-- SUPPLIED DATA --
§

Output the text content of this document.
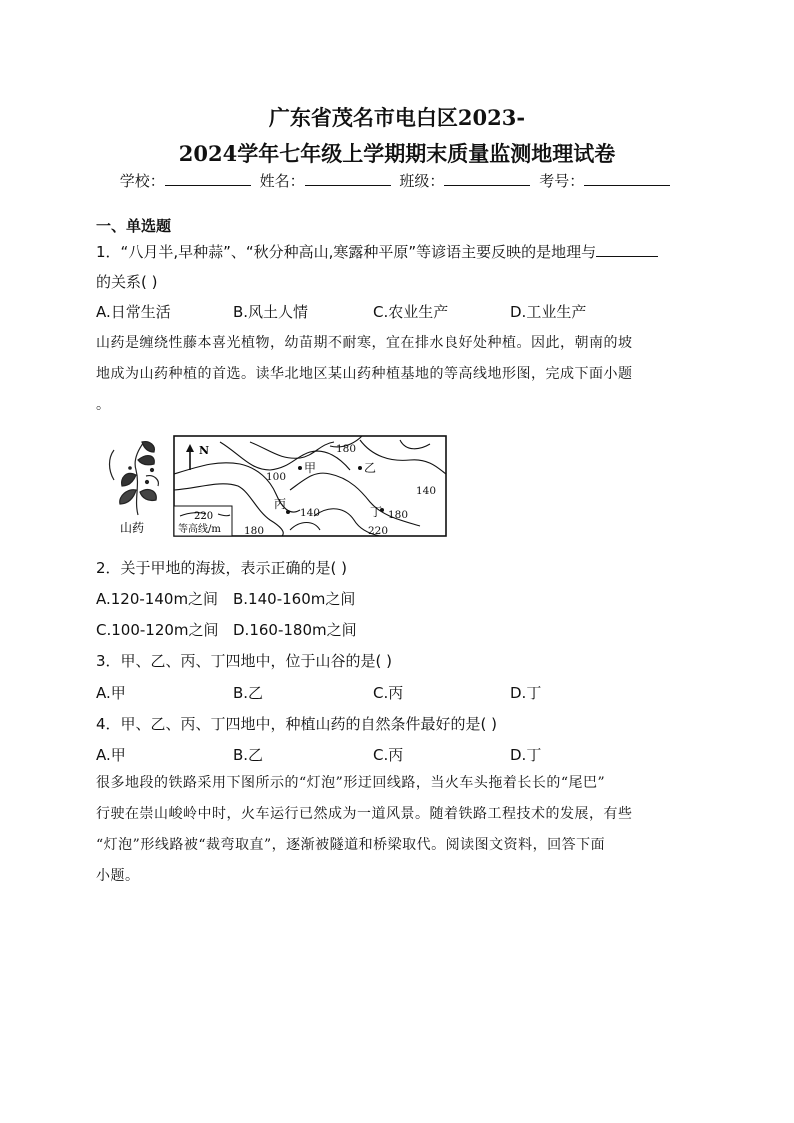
广东省茂名市电白区2023-
2024学年七年级上学期期末质量监测地理试卷
学校：	姓名：	班级：	考号：
一、单选题
1．“八月半,早种蒜”、“秋分种高山,寒露种平原”等谚语主要反映的是地理与
的关系( )
A.日常生活	B.风土人情	C.农业生产	D.工业生产
山药是缠绕性藤本喜光植物，幼苗期不耐寒，宜在排水良好处种植。因此，朝南的坡
地成为山药种植的首选。读华北地区某山药种植基地的等高线地形图，完成下面小题
。
山药
220
等高线/m
N
100
180
140
140	180
220
180
甲	乙
丙
丁
2．关于甲地的海拔，表示正确的是( )
A.120-140m之间 B.140-160m之间
C.100-120m之间 D.160-180m之间
3．甲、乙、丙、丁四地中，位于山谷的是( )
A.甲	B.乙	C.丙	D.丁
4．甲、乙、丙、丁四地中，种植山药的自然条件最好的是( )
A.甲	B.乙	C.丙	D.丁
很多地段的铁路采用下图所示的“灯泡”形迂回线路，当火车头拖着长长的“尾巴”
行驶在崇山峻岭中时，火车运行已然成为一道风景。随着铁路工程技术的发展，有些
“灯泡”形线路被“裁弯取直”，逐渐被隧道和桥梁取代。阅读图文资料，回答下面
小题。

§

-- SHORT TASK --
Select the lines from the entries that include the word "丁四地中".

-- TASK OUTPUT --
3．甲、乙、丙、丁四地中，位于山谷的是( )
4．甲、乙、丙、丁四地中，种植山药的自然条件最好的是( )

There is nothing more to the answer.